··· Records provided

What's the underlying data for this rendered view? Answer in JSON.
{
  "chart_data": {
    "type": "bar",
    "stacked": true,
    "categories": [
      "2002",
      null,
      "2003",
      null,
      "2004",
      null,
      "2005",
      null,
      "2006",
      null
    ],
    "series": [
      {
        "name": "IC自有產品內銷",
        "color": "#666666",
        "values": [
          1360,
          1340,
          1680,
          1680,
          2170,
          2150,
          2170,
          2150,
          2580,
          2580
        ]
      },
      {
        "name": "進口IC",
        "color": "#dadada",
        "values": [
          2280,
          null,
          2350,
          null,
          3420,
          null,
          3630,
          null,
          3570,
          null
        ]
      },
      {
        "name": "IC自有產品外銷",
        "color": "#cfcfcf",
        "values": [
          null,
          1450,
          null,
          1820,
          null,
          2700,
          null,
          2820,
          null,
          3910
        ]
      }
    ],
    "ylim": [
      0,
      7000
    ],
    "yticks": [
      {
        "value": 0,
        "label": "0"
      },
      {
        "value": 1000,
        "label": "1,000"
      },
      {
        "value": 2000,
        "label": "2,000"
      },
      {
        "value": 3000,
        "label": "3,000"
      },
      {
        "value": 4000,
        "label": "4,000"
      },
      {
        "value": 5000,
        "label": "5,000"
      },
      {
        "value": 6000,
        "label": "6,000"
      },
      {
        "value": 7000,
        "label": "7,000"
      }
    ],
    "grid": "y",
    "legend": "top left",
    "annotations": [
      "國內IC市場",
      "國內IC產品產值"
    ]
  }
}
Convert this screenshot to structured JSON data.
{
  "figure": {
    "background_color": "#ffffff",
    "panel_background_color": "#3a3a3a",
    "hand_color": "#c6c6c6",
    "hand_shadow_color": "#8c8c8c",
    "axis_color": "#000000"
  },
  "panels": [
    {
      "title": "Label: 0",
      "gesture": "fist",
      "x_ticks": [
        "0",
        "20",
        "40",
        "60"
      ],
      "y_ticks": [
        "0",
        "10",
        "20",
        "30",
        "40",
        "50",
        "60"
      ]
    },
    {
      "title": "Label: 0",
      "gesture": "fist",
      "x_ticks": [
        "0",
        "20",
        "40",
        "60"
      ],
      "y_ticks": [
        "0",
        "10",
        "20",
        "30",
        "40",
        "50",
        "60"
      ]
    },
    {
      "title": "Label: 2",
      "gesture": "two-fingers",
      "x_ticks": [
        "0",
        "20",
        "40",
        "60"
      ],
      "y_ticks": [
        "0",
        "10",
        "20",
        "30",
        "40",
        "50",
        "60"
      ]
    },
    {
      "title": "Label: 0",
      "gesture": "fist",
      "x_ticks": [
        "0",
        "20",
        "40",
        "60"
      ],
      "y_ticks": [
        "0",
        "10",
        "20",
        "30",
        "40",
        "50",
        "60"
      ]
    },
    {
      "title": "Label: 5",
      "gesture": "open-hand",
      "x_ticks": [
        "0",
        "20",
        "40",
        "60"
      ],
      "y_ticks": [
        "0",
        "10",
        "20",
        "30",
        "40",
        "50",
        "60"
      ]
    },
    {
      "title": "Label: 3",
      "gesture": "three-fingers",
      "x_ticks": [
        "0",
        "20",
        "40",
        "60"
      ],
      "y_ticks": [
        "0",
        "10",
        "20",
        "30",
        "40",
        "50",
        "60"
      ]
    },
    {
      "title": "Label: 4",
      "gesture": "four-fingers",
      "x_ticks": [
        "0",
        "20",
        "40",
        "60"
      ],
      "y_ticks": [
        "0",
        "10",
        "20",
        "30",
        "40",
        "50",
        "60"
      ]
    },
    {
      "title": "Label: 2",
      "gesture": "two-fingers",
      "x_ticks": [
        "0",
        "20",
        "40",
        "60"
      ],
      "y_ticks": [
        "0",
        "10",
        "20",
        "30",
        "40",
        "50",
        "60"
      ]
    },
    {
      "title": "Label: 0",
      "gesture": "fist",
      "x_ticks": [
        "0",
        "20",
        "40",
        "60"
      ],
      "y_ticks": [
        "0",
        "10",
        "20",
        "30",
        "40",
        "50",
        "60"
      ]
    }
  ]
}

······

(Exercise details): Repeat every line of the records above exactly.

(In response):
What's the underlying data for this rendered view? Answer in JSON.
{
  "chart_data": {
    "type": "bar",
    "stacked": true,
    "categories": [
      "2002",
      null,
      "2003",
      null,
      "2004",
      null,
      "2005",
      null,
      "2006",
      null
    ],
    "series": [
      {
        "name": "IC自有產品內銷",
        "color": "#666666",
        "values": [
          1360,
          1340,
          1680,
          1680,
          2170,
          2150,
          2170,
          2150,
          2580,
          2580
        ]
      },
      {
        "name": "進口IC",
        "color": "#dadada",
        "values": [
          2280,
          null,
          2350,
          null,
          3420,
          null,
          3630,
          null,
          3570,
          null
        ]
      },
      {
        "name": "IC自有產品外銷",
        "color": "#cfcfcf",
        "values": [
          null,
          1450,
          null,
          1820,
          null,
          2700,
          null,
          2820,
          null,
          3910
        ]
      }
    ],
    "ylim": [
      0,
      7000
    ],
    "yticks": [
      {
        "value": 0,
        "label": "0"
      },
      {
        "value": 1000,
        "label": "1,000"
      },
      {
        "value": 2000,
        "label": "2,000"
      },
      {
        "value": 3000,
        "label": "3,000"
      },
      {
        "value": 4000,
        "label": "4,000"
      },
      {
        "value": 5000,
        "label": "5,000"
      },
      {
        "value": 6000,
        "label": "6,000"
      },
      {
        "value": 7000,
        "label": "7,000"
      }
    ],
    "grid": "y",
    "legend": "top left",
    "annotations": [
      "國內IC市場",
      "國內IC產品產值"
    ]
  }
}
Convert this screenshot to structured JSON data.
{
  "figure": {
    "background_color": "#ffffff",
    "panel_background_color": "#3a3a3a",
    "hand_color": "#c6c6c6",
    "hand_shadow_color": "#8c8c8c",
    "axis_color": "#000000"
  },
  "panels": [
    {
      "title": "Label: 0",
      "gesture": "fist",
      "x_ticks": [
        "0",
        "20",
        "40",
        "60"
      ],
      "y_ticks": [
        "0",
        "10",
        "20",
        "30",
        "40",
        "50",
        "60"
      ]
    },
    {
      "title": "Label: 0",
      "gesture": "fist",
      "x_ticks": [
        "0",
        "20",
        "40",
        "60"
      ],
      "y_ticks": [
        "0",
        "10",
        "20",
        "30",
        "40",
        "50",
        "60"
      ]
    },
    {
      "title": "Label: 2",
      "gesture": "two-fingers",
      "x_ticks": [
        "0",
        "20",
        "40",
        "60"
      ],
      "y_ticks": [
        "0",
        "10",
        "20",
        "30",
        "40",
        "50",
        "60"
      ]
    },
    {
      "title": "Label: 0",
      "gesture": "fist",
      "x_ticks": [
        "0",
        "20",
        "40",
        "60"
      ],
      "y_ticks": [
        "0",
        "10",
        "20",
        "30",
        "40",
        "50",
        "60"
      ]
    },
    {
      "title": "Label: 5",
      "gesture": "open-hand",
      "x_ticks": [
        "0",
        "20",
        "40",
        "60"
      ],
      "y_ticks": [
        "0",
        "10",
        "20",
        "30",
        "40",
        "50",
        "60"
      ]
    },
    {
      "title": "Label: 3",
      "gesture": "three-fingers",
      "x_ticks": [
        "0",
        "20",
        "40",
        "60"
      ],
      "y_ticks": [
        "0",
        "10",
        "20",
        "30",
        "40",
        "50",
        "60"
      ]
    },
    {
      "title": "Label: 4",
      "gesture": "four-fingers",
      "x_ticks": [
        "0",
        "20",
        "40",
        "60"
      ],
      "y_ticks": [
        "0",
        "10",
        "20",
        "30",
        "40",
        "50",
        "60"
      ]
    },
    {
      "title": "Label: 2",
      "gesture": "two-fingers",
      "x_ticks": [
        "0",
        "20",
        "40",
        "60"
      ],
      "y_ticks": [
        "0",
        "10",
        "20",
        "30",
        "40",
        "50",
        "60"
      ]
    },
    {
      "title": "Label: 0",
      "gesture": "fist",
      "x_ticks": [
        "0",
        "20",
        "40",
        "60"
      ],
      "y_ticks": [
        "0",
        "10",
        "20",
        "30",
        "40",
        "50",
        "60"
      ]
    }
  ]
}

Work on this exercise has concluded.